WHAT IS EXPECTED
All entries below are to be set down again, identical to the source.

[start]

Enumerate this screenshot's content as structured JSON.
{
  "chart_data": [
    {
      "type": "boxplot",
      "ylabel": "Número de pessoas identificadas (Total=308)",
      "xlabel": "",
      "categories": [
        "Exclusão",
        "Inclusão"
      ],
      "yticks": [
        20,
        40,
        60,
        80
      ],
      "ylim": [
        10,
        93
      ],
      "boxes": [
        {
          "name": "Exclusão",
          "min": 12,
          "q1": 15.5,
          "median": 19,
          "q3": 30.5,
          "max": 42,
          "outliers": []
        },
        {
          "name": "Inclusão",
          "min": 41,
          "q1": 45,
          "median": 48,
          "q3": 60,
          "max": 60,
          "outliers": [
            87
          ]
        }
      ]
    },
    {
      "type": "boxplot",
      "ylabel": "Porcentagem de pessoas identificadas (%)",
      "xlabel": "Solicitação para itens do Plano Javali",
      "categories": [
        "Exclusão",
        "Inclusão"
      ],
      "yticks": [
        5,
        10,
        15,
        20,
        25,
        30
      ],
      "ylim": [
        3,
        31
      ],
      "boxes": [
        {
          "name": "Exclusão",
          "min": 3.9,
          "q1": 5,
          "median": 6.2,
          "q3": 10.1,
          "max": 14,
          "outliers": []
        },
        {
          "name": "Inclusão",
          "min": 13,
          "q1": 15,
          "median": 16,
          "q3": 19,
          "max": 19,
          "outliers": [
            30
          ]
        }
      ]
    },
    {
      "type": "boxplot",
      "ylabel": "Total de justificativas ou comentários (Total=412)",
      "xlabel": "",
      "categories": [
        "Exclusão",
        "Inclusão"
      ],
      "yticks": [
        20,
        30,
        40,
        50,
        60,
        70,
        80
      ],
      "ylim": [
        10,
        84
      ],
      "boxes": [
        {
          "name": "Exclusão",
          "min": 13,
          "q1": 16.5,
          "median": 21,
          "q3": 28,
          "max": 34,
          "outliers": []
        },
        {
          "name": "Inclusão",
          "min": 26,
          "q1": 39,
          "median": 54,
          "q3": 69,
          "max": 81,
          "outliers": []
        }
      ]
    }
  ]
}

[end]

RESULT OF THIS EXERCISE
Enumerate this screenshot's content as structured JSON.
{
  "chart_data": [
    {
      "type": "boxplot",
      "ylabel": "Número de pessoas identificadas (Total=308)",
      "xlabel": "",
      "categories": [
        "Exclusão",
        "Inclusão"
      ],
      "yticks": [
        20,
        40,
        60,
        80
      ],
      "ylim": [
        10,
        93
      ],
      "boxes": [
        {
          "name": "Exclusão",
          "min": 12,
          "q1": 15.5,
          "median": 19,
          "q3": 30.5,
          "max": 42,
          "outliers": []
        },
        {
          "name": "Inclusão",
          "min": 41,
          "q1": 45,
          "median": 48,
          "q3": 60,
          "max": 60,
          "outliers": [
            87
          ]
        }
      ]
    },
    {
      "type": "boxplot",
      "ylabel": "Porcentagem de pessoas identificadas (%)",
      "xlabel": "Solicitação para itens do Plano Javali",
      "categories": [
        "Exclusão",
        "Inclusão"
      ],
      "yticks": [
        5,
        10,
        15,
        20,
        25,
        30
      ],
      "ylim": [
        3,
        31
      ],
      "boxes": [
        {
          "name": "Exclusão",
          "min": 3.9,
          "q1": 5,
          "median": 6.2,
          "q3": 10.1,
          "max": 14,
          "outliers": []
        },
        {
          "name": "Inclusão",
          "min": 13,
          "q1": 15,
          "median": 16,
          "q3": 19,
          "max": 19,
          "outliers": [
            30
          ]
        }
      ]
    },
    {
      "type": "boxplot",
      "ylabel": "Total de justificativas ou comentários (Total=412)",
      "xlabel": "",
      "categories": [
        "Exclusão",
        "Inclusão"
      ],
      "yticks": [
        20,
        30,
        40,
        50,
        60,
        70,
        80
      ],
      "ylim": [
        10,
        84
      ],
      "boxes": [
        {
          "name": "Exclusão",
          "min": 13,
          "q1": 16.5,
          "median": 21,
          "q3": 28,
          "max": 34,
          "outliers": []
        },
        {
          "name": "Inclusão",
          "min": 26,
          "q1": 39,
          "median": 54,
          "q3": 69,
          "max": 81,
          "outliers": []
        }
      ]
    }
  ]
}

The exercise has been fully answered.